** start Entries **

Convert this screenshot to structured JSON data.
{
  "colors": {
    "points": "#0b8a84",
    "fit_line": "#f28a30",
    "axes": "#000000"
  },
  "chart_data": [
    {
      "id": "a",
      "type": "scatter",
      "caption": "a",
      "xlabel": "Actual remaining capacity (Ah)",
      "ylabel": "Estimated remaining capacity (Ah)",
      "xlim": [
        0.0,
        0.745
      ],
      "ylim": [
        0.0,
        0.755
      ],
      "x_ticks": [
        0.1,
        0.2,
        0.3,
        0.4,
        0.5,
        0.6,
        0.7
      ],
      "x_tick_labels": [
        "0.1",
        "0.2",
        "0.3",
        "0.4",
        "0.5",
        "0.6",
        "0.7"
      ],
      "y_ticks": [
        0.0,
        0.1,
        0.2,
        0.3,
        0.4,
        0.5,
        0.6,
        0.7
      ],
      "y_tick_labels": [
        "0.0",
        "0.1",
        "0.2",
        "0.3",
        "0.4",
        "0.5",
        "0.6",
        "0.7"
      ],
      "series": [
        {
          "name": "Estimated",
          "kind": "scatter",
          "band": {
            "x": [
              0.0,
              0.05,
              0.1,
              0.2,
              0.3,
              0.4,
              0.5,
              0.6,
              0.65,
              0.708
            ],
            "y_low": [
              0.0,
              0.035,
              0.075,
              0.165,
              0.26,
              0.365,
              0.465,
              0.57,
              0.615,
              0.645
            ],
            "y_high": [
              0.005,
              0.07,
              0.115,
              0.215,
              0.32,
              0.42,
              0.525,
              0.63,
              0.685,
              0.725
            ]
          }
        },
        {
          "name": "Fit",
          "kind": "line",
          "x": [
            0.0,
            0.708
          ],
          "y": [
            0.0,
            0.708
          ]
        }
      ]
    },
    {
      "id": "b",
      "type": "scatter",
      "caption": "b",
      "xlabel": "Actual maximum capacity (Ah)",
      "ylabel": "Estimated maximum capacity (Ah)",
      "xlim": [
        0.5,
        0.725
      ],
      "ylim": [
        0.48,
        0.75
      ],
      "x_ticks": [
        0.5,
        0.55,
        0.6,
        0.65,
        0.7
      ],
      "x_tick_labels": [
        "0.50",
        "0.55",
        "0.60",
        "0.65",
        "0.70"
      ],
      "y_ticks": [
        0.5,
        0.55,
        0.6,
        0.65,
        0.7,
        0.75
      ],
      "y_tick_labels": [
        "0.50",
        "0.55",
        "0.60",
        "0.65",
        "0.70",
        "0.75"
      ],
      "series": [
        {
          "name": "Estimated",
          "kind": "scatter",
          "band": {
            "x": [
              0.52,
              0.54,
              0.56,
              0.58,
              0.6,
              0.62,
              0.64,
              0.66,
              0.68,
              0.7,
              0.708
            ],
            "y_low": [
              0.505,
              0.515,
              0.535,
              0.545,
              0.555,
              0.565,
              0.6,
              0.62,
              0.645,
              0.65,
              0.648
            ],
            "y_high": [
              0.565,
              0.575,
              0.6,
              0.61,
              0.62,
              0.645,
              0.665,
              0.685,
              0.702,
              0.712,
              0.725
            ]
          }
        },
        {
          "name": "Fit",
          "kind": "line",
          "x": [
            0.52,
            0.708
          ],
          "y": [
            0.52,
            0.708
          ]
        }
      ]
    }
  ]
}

** end Entries **

-- What is needed --
Reproduce the listing shown above in its entirety, exactly.

-- Response to this exercise --
Convert this screenshot to structured JSON data.
{
  "colors": {
    "points": "#0b8a84",
    "fit_line": "#f28a30",
    "axes": "#000000"
  },
  "chart_data": [
    {
      "id": "a",
      "type": "scatter",
      "caption": "a",
      "xlabel": "Actual remaining capacity (Ah)",
      "ylabel": "Estimated remaining capacity (Ah)",
      "xlim": [
        0.0,
        0.745
      ],
      "ylim": [
        0.0,
        0.755
      ],
      "x_ticks": [
        0.1,
        0.2,
        0.3,
        0.4,
        0.5,
        0.6,
        0.7
      ],
      "x_tick_labels": [
        "0.1",
        "0.2",
        "0.3",
        "0.4",
        "0.5",
        "0.6",
        "0.7"
      ],
      "y_ticks": [
        0.0,
        0.1,
        0.2,
        0.3,
        0.4,
        0.5,
        0.6,
        0.7
      ],
      "y_tick_labels": [
        "0.0",
        "0.1",
        "0.2",
        "0.3",
        "0.4",
        "0.5",
        "0.6",
        "0.7"
      ],
      "series": [
        {
          "name": "Estimated",
          "kind": "scatter",
          "band": {
            "x": [
              0.0,
              0.05,
              0.1,
              0.2,
              0.3,
              0.4,
              0.5,
              0.6,
              0.65,
              0.708
            ],
            "y_low": [
              0.0,
              0.035,
              0.075,
              0.165,
              0.26,
              0.365,
              0.465,
              0.57,
              0.615,
              0.645
            ],
            "y_high": [
              0.005,
              0.07,
              0.115,
              0.215,
              0.32,
              0.42,
              0.525,
              0.63,
              0.685,
              0.725
            ]
          }
        },
        {
          "name": "Fit",
          "kind": "line",
          "x": [
            0.0,
            0.708
          ],
          "y": [
            0.0,
            0.708
          ]
        }
      ]
    },
    {
      "id": "b",
      "type": "scatter",
      "caption": "b",
      "xlabel": "Actual maximum capacity (Ah)",
      "ylabel": "Estimated maximum capacity (Ah)",
      "xlim": [
        0.5,
        0.725
      ],
      "ylim": [
        0.48,
        0.75
      ],
      "x_ticks": [
        0.5,
        0.55,
        0.6,
        0.65,
        0.7
      ],
      "x_tick_labels": [
        "0.50",
        "0.55",
        "0.60",
        "0.65",
        "0.70"
      ],
      "y_ticks": [
        0.5,
        0.55,
        0.6,
        0.65,
        0.7,
        0.75
      ],
      "y_tick_labels": [
        "0.50",
        "0.55",
        "0.60",
        "0.65",
        "0.70",
        "0.75"
      ],
      "series": [
        {
          "name": "Estimated",
          "kind": "scatter",
          "band": {
            "x": [
              0.52,
              0.54,
              0.56,
              0.58,
              0.6,
              0.62,
              0.64,
              0.66,
              0.68,
              0.7,
              0.708
            ],
            "y_low": [
              0.505,
              0.515,
              0.535,
              0.545,
              0.555,
              0.565,
              0.6,
              0.62,
              0.645,
              0.65,
              0.648
            ],
            "y_high": [
              0.565,
              0.575,
              0.6,
              0.61,
              0.62,
              0.645,
              0.665,
              0.685,
              0.702,
              0.712,
              0.725
            ]
          }
        },
        {
          "name": "Fit",
          "kind": "line",
          "x": [
            0.52,
            0.708
          ],
          "y": [
            0.52,
            0.708
          ]
        }
      ]
    }
  ]
}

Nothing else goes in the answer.